Record extracts
**********
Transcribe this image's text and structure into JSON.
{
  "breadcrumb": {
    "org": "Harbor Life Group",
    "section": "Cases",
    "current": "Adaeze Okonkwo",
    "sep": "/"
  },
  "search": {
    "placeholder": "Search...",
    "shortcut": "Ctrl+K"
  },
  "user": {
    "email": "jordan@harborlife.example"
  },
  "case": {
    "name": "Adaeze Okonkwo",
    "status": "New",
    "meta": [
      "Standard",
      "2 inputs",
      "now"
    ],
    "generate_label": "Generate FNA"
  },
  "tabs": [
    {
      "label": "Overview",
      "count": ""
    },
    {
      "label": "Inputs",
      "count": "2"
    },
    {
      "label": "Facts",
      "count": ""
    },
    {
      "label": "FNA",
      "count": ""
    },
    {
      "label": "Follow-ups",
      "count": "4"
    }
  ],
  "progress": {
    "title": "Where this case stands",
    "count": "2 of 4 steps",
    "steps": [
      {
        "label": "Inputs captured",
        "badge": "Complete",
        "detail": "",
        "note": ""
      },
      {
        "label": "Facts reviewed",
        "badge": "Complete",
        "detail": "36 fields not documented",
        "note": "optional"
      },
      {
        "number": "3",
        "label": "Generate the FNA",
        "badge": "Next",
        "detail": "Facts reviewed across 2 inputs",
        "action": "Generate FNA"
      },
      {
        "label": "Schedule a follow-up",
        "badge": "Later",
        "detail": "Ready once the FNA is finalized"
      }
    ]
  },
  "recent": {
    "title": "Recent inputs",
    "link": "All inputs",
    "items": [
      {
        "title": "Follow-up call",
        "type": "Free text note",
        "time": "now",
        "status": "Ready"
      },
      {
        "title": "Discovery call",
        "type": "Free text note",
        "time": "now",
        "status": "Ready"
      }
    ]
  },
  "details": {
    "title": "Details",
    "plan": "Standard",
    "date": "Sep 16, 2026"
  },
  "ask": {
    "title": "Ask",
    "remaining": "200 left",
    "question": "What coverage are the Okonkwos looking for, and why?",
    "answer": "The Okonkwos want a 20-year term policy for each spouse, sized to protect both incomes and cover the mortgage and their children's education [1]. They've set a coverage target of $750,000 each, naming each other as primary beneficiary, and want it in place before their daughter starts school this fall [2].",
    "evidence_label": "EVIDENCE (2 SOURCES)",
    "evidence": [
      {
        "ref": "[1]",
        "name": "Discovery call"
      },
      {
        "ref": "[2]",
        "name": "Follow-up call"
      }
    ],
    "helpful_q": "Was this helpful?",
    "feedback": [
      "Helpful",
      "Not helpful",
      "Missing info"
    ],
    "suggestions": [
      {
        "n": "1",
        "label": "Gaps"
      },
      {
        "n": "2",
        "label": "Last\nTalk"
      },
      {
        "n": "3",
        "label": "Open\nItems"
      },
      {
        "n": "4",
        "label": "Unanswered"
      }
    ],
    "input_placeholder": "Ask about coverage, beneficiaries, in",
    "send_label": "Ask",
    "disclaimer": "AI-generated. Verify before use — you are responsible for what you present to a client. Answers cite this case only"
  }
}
**********
Write every entry out again exactly.

Correct response
Transcribe this image's text and structure into JSON.
{
  "breadcrumb": {
    "org": "Harbor Life Group",
    "section": "Cases",
    "current": "Adaeze Okonkwo",
    "sep": "/"
  },
  "search": {
    "placeholder": "Search...",
    "shortcut": "Ctrl+K"
  },
  "user": {
    "email": "jordan@harborlife.example"
  },
  "case": {
    "name": "Adaeze Okonkwo",
    "status": "New",
    "meta": [
      "Standard",
      "2 inputs",
      "now"
    ],
    "generate_label": "Generate FNA"
  },
  "tabs": [
    {
      "label": "Overview",
      "count": ""
    },
    {
      "label": "Inputs",
      "count": "2"
    },
    {
      "label": "Facts",
      "count": ""
    },
    {
      "label": "FNA",
      "count": ""
    },
    {
      "label": "Follow-ups",
      "count": "4"
    }
  ],
  "progress": {
    "title": "Where this case stands",
    "count": "2 of 4 steps",
    "steps": [
      {
        "label": "Inputs captured",
        "badge": "Complete",
        "detail": "",
        "note": ""
      },
      {
        "label": "Facts reviewed",
        "badge": "Complete",
        "detail": "36 fields not documented",
        "note": "optional"
      },
      {
        "number": "3",
        "label": "Generate the FNA",
        "badge": "Next",
        "detail": "Facts reviewed across 2 inputs",
        "action": "Generate FNA"
      },
      {
        "label": "Schedule a follow-up",
        "badge": "Later",
        "detail": "Ready once the FNA is finalized"
      }
    ]
  },
  "recent": {
    "title": "Recent inputs",
    "link": "All inputs",
    "items": [
      {
        "title": "Follow-up call",
        "type": "Free text note",
        "time": "now",
        "status": "Ready"
      },
      {
        "title": "Discovery call",
        "type": "Free text note",
        "time": "now",
        "status": "Ready"
      }
    ]
  },
  "details": {
    "title": "Details",
    "plan": "Standard",
    "date": "Sep 16, 2026"
  },
  "ask": {
    "title": "Ask",
    "remaining": "200 left",
    "question": "What coverage are the Okonkwos looking for, and why?",
    "answer": "The Okonkwos want a 20-year term policy for each spouse, sized to protect both incomes and cover the mortgage and their children's education [1]. They've set a coverage target of $750,000 each, naming each other as primary beneficiary, and want it in place before their daughter starts school this fall [2].",
    "evidence_label": "EVIDENCE (2 SOURCES)",
    "evidence": [
      {
        "ref": "[1]",
        "name": "Discovery call"
      },
      {
        "ref": "[2]",
        "name": "Follow-up call"
      }
    ],
    "helpful_q": "Was this helpful?",
    "feedback": [
      "Helpful",
      "Not helpful",
      "Missing info"
    ],
    "suggestions": [
      {
        "n": "1",
        "label": "Gaps"
      },
      {
        "n": "2",
        "label": "Last\nTalk"
      },
      {
        "n": "3",
        "label": "Open\nItems"
      },
      {
        "n": "4",
        "label": "Unanswered"
      }
    ],
    "input_placeholder": "Ask about coverage, beneficiaries, in",
    "send_label": "Ask",
    "disclaimer": "AI-generated. Verify before use — you are responsible for what you present to a client. Answers cite this case only"
  }
}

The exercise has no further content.